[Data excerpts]

◆ ◆ ◆ ◆ ◆

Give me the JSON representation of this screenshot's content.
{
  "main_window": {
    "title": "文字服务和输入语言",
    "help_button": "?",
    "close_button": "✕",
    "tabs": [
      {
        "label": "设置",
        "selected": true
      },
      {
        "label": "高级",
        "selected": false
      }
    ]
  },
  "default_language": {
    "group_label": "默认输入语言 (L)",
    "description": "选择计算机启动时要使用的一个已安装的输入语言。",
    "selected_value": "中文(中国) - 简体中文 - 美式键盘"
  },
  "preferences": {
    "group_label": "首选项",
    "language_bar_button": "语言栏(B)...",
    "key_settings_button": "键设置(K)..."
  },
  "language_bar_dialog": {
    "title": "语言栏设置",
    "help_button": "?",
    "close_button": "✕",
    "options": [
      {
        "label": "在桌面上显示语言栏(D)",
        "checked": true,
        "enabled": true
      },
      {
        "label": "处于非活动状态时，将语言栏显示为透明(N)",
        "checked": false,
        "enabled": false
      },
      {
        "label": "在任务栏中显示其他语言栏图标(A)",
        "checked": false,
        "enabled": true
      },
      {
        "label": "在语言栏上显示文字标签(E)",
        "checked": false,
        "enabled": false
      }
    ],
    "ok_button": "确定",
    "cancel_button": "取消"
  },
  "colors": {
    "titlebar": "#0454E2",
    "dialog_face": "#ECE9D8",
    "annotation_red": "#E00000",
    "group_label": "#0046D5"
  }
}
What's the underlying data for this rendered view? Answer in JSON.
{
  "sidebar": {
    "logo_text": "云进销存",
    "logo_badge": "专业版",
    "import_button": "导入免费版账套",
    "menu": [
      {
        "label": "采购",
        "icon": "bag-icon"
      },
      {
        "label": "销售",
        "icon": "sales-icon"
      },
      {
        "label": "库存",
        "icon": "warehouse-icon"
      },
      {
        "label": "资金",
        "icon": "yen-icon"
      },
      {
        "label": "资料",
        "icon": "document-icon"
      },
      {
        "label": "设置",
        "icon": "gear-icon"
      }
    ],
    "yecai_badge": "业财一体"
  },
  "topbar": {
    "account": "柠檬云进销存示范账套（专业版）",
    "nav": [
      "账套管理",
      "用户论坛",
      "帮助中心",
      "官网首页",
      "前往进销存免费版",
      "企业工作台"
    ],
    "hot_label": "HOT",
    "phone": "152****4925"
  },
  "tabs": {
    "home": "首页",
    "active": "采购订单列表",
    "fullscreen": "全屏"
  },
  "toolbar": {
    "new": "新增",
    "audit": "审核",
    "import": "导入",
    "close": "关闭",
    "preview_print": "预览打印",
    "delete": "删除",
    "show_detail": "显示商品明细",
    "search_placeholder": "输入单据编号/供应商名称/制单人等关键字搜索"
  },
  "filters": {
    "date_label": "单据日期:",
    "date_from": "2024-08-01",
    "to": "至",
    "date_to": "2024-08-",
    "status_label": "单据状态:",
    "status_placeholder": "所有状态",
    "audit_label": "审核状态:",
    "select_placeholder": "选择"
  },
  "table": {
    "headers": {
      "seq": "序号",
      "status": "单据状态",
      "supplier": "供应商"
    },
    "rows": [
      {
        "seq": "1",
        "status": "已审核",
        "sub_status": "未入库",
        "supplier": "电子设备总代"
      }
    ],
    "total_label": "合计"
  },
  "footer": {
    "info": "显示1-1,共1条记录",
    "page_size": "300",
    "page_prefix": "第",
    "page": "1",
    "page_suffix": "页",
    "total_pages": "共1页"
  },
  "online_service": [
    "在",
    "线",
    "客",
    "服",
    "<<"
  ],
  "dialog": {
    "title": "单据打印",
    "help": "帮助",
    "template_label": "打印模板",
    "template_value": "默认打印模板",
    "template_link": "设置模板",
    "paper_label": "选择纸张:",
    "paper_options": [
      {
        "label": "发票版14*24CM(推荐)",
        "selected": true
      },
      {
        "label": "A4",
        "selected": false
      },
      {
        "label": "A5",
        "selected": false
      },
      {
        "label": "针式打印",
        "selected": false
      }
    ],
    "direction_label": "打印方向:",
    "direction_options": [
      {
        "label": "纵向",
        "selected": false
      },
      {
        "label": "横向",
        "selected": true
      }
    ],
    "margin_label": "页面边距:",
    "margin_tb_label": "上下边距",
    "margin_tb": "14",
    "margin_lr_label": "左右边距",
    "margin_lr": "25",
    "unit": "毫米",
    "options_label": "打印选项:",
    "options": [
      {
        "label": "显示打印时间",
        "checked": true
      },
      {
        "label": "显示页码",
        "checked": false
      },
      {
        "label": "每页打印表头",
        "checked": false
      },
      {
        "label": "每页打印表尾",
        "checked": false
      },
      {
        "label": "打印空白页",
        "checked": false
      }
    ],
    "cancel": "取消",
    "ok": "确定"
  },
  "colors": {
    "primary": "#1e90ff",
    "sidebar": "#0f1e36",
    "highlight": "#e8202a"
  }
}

◆ ◆ ◆ ◆ ◆

[SET TASK]:
Reproduce each entry exactly, leaving out nothing.

[WRITTEN RESPONSE]:
Give me the JSON representation of this screenshot's content.
{
  "main_window": {
    "title": "文字服务和输入语言",
    "help_button": "?",
    "close_button": "✕",
    "tabs": [
      {
        "label": "设置",
        "selected": true
      },
      {
        "label": "高级",
        "selected": false
      }
    ]
  },
  "default_language": {
    "group_label": "默认输入语言 (L)",
    "description": "选择计算机启动时要使用的一个已安装的输入语言。",
    "selected_value": "中文(中国) - 简体中文 - 美式键盘"
  },
  "preferences": {
    "group_label": "首选项",
    "language_bar_button": "语言栏(B)...",
    "key_settings_button": "键设置(K)..."
  },
  "language_bar_dialog": {
    "title": "语言栏设置",
    "help_button": "?",
    "close_button": "✕",
    "options": [
      {
        "label": "在桌面上显示语言栏(D)",
        "checked": true,
        "enabled": true
      },
      {
        "label": "处于非活动状态时，将语言栏显示为透明(N)",
        "checked": false,
        "enabled": false
      },
      {
        "label": "在任务栏中显示其他语言栏图标(A)",
        "checked": false,
        "enabled": true
      },
      {
        "label": "在语言栏上显示文字标签(E)",
        "checked": false,
        "enabled": false
      }
    ],
    "ok_button": "确定",
    "cancel_button": "取消"
  },
  "colors": {
    "titlebar": "#0454E2",
    "dialog_face": "#ECE9D8",
    "annotation_red": "#E00000",
    "group_label": "#0046D5"
  }
}
What's the underlying data for this rendered view? Answer in JSON.
{
  "sidebar": {
    "logo_text": "云进销存",
    "logo_badge": "专业版",
    "import_button": "导入免费版账套",
    "menu": [
      {
        "label": "采购",
        "icon": "bag-icon"
      },
      {
        "label": "销售",
        "icon": "sales-icon"
      },
      {
        "label": "库存",
        "icon": "warehouse-icon"
      },
      {
        "label": "资金",
        "icon": "yen-icon"
      },
      {
        "label": "资料",
        "icon": "document-icon"
      },
      {
        "label": "设置",
        "icon": "gear-icon"
      }
    ],
    "yecai_badge": "业财一体"
  },
  "topbar": {
    "account": "柠檬云进销存示范账套（专业版）",
    "nav": [
      "账套管理",
      "用户论坛",
      "帮助中心",
      "官网首页",
      "前往进销存免费版",
      "企业工作台"
    ],
    "hot_label": "HOT",
    "phone": "152****4925"
  },
  "tabs": {
    "home": "首页",
    "active": "采购订单列表",
    "fullscreen": "全屏"
  },
  "toolbar": {
    "new": "新增",
    "audit": "审核",
    "import": "导入",
    "close": "关闭",
    "preview_print": "预览打印",
    "delete": "删除",
    "show_detail": "显示商品明细",
    "search_placeholder": "输入单据编号/供应商名称/制单人等关键字搜索"
  },
  "filters": {
    "date_label": "单据日期:",
    "date_from": "2024-08-01",
    "to": "至",
    "date_to": "2024-08-",
    "status_label": "单据状态:",
    "status_placeholder": "所有状态",
    "audit_label": "审核状态:",
    "select_placeholder": "选择"
  },
  "table": {
    "headers": {
      "seq": "序号",
      "status": "单据状态",
      "supplier": "供应商"
    },
    "rows": [
      {
        "seq": "1",
        "status": "已审核",
        "sub_status": "未入库",
        "supplier": "电子设备总代"
      }
    ],
    "total_label": "合计"
  },
  "footer": {
    "info": "显示1-1,共1条记录",
    "page_size": "300",
    "page_prefix": "第",
    "page": "1",
    "page_suffix": "页",
    "total_pages": "共1页"
  },
  "online_service": [
    "在",
    "线",
    "客",
    "服",
    "<<"
  ],
  "dialog": {
    "title": "单据打印",
    "help": "帮助",
    "template_label": "打印模板",
    "template_value": "默认打印模板",
    "template_link": "设置模板",
    "paper_label": "选择纸张:",
    "paper_options": [
      {
        "label": "发票版14*24CM(推荐)",
        "selected": true
      },
      {
        "label": "A4",
        "selected": false
      },
      {
        "label": "A5",
        "selected": false
      },
      {
        "label": "针式打印",
        "selected": false
      }
    ],
    "direction_label": "打印方向:",
    "direction_options": [
      {
        "label": "纵向",
        "selected": false
      },
      {
        "label": "横向",
        "selected": true
      }
    ],
    "margin_label": "页面边距:",
    "margin_tb_label": "上下边距",
    "margin_tb": "14",
    "margin_lr_label": "左右边距",
    "margin_lr": "25",
    "unit": "毫米",
    "options_label": "打印选项:",
    "options": [
      {
        "label": "显示打印时间",
        "checked": true
      },
      {
        "label": "显示页码",
        "checked": false
      },
      {
        "label": "每页打印表头",
        "checked": false
      },
      {
        "label": "每页打印表尾",
        "checked": false
      },
      {
        "label": "打印空白页",
        "checked": false
      }
    ],
    "cancel": "取消",
    "ok": "确定"
  },
  "colors": {
    "primary": "#1e90ff",
    "sidebar": "#0f1e36",
    "highlight": "#e8202a"
  }
}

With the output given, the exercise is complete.